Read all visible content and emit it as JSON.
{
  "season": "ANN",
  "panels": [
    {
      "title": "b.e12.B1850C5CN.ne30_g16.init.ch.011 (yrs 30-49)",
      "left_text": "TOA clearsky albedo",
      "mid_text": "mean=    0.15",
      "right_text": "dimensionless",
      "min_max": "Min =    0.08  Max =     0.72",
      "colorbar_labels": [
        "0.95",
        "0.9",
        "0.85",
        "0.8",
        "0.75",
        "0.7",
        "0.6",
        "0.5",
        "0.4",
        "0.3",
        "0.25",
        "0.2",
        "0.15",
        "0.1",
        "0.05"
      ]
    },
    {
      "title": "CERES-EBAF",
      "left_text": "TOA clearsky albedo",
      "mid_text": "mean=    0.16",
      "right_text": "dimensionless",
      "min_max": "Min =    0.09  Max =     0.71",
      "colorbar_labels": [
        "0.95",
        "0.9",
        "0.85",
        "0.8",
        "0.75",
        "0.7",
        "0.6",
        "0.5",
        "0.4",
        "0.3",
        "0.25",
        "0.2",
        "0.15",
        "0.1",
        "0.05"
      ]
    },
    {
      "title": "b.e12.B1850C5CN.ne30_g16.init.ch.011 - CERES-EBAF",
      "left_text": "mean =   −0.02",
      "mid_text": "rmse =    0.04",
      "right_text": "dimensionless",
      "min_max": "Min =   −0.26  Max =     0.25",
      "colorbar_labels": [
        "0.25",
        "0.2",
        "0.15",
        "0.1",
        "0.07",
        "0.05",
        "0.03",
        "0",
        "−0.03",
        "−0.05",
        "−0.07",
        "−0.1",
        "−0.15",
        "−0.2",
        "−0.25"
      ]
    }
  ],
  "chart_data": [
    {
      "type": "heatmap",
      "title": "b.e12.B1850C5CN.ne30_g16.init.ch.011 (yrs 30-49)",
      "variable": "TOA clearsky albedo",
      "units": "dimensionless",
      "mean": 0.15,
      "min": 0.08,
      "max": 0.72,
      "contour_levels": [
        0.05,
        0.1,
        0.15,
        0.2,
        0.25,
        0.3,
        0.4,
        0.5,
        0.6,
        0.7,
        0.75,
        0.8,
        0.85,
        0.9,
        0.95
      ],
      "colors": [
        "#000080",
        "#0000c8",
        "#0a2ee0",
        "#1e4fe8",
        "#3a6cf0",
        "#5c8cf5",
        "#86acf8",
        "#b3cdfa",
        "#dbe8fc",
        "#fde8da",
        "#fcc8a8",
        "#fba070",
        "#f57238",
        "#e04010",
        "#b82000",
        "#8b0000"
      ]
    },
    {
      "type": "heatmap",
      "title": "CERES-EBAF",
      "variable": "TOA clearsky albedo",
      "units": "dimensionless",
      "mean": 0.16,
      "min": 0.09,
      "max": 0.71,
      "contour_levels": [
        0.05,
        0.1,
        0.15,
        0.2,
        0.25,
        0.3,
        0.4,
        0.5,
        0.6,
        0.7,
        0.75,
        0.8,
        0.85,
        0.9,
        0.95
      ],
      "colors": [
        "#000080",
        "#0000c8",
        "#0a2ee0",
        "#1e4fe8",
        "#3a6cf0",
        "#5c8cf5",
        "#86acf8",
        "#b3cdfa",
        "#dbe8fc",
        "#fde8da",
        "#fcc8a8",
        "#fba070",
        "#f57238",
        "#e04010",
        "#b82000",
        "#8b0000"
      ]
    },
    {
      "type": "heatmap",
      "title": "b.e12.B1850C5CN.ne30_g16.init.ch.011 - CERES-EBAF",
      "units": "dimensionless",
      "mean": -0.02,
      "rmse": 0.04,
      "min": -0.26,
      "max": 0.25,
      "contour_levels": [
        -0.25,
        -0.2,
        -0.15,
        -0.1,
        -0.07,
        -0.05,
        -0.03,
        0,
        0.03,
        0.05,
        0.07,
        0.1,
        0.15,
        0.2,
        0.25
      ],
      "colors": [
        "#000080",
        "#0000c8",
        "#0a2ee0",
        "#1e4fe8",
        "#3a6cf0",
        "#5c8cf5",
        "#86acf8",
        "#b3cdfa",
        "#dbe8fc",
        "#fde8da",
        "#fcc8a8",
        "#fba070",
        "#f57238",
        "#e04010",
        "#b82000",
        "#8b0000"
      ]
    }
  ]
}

• • •

Requirements
Repeat each record in full; every line must match exactly.

Written solution
Read all visible content and emit it as JSON.
{
  "season": "ANN",
  "panels": [
    {
      "title": "b.e12.B1850C5CN.ne30_g16.init.ch.011 (yrs 30-49)",
      "left_text": "TOA clearsky albedo",
      "mid_text": "mean=    0.15",
      "right_text": "dimensionless",
      "min_max": "Min =    0.08  Max =     0.72",
      "colorbar_labels": [
        "0.95",
        "0.9",
        "0.85",
        "0.8",
        "0.75",
        "0.7",
        "0.6",
        "0.5",
        "0.4",
        "0.3",
        "0.25",
        "0.2",
        "0.15",
        "0.1",
        "0.05"
      ]
    },
    {
      "title": "CERES-EBAF",
      "left_text": "TOA clearsky albedo",
      "mid_text": "mean=    0.16",
      "right_text": "dimensionless",
      "min_max": "Min =    0.09  Max =     0.71",
      "colorbar_labels": [
        "0.95",
        "0.9",
        "0.85",
        "0.8",
        "0.75",
        "0.7",
        "0.6",
        "0.5",
        "0.4",
        "0.3",
        "0.25",
        "0.2",
        "0.15",
        "0.1",
        "0.05"
      ]
    },
    {
      "title": "b.e12.B1850C5CN.ne30_g16.init.ch.011 - CERES-EBAF",
      "left_text": "mean =   −0.02",
      "mid_text": "rmse =    0.04",
      "right_text": "dimensionless",
      "min_max": "Min =   −0.26  Max =     0.25",
      "colorbar_labels": [
        "0.25",
        "0.2",
        "0.15",
        "0.1",
        "0.07",
        "0.05",
        "0.03",
        "0",
        "−0.03",
        "−0.05",
        "−0.07",
        "−0.1",
        "−0.15",
        "−0.2",
        "−0.25"
      ]
    }
  ],
  "chart_data": [
    {
      "type": "heatmap",
      "title": "b.e12.B1850C5CN.ne30_g16.init.ch.011 (yrs 30-49)",
      "variable": "TOA clearsky albedo",
      "units": "dimensionless",
      "mean": 0.15,
      "min": 0.08,
      "max": 0.72,
      "contour_levels": [
        0.05,
        0.1,
        0.15,
        0.2,
        0.25,
        0.3,
        0.4,
        0.5,
        0.6,
        0.7,
        0.75,
        0.8,
        0.85,
        0.9,
        0.95
      ],
      "colors": [
        "#000080",
        "#0000c8",
        "#0a2ee0",
        "#1e4fe8",
        "#3a6cf0",
        "#5c8cf5",
        "#86acf8",
        "#b3cdfa",
        "#dbe8fc",
        "#fde8da",
        "#fcc8a8",
        "#fba070",
        "#f57238",
        "#e04010",
        "#b82000",
        "#8b0000"
      ]
    },
    {
      "type": "heatmap",
      "title": "CERES-EBAF",
      "variable": "TOA clearsky albedo",
      "units": "dimensionless",
      "mean": 0.16,
      "min": 0.09,
      "max": 0.71,
      "contour_levels": [
        0.05,
        0.1,
        0.15,
        0.2,
        0.25,
        0.3,
        0.4,
        0.5,
        0.6,
        0.7,
        0.75,
        0.8,
        0.85,
        0.9,
        0.95
      ],
      "colors": [
        "#000080",
        "#0000c8",
        "#0a2ee0",
        "#1e4fe8",
        "#3a6cf0",
        "#5c8cf5",
        "#86acf8",
        "#b3cdfa",
        "#dbe8fc",
        "#fde8da",
        "#fcc8a8",
        "#fba070",
        "#f57238",
        "#e04010",
        "#b82000",
        "#8b0000"
      ]
    },
    {
      "type": "heatmap",
      "title": "b.e12.B1850C5CN.ne30_g16.init.ch.011 - CERES-EBAF",
      "units": "dimensionless",
      "mean": -0.02,
      "rmse": 0.04,
      "min": -0.26,
      "max": 0.25,
      "contour_levels": [
        -0.25,
        -0.2,
        -0.15,
        -0.1,
        -0.07,
        -0.05,
        -0.03,
        0,
        0.03,
        0.05,
        0.07,
        0.1,
        0.15,
        0.2,
        0.25
      ],
      "colors": [
        "#000080",
        "#0000c8",
        "#0a2ee0",
        "#1e4fe8",
        "#3a6cf0",
        "#5c8cf5",
        "#86acf8",
        "#b3cdfa",
        "#dbe8fc",
        "#fde8da",
        "#fcc8a8",
        "#fba070",
        "#f57238",
        "#e04010",
        "#b82000",
        "#8b0000"
      ]
    }
  ]
}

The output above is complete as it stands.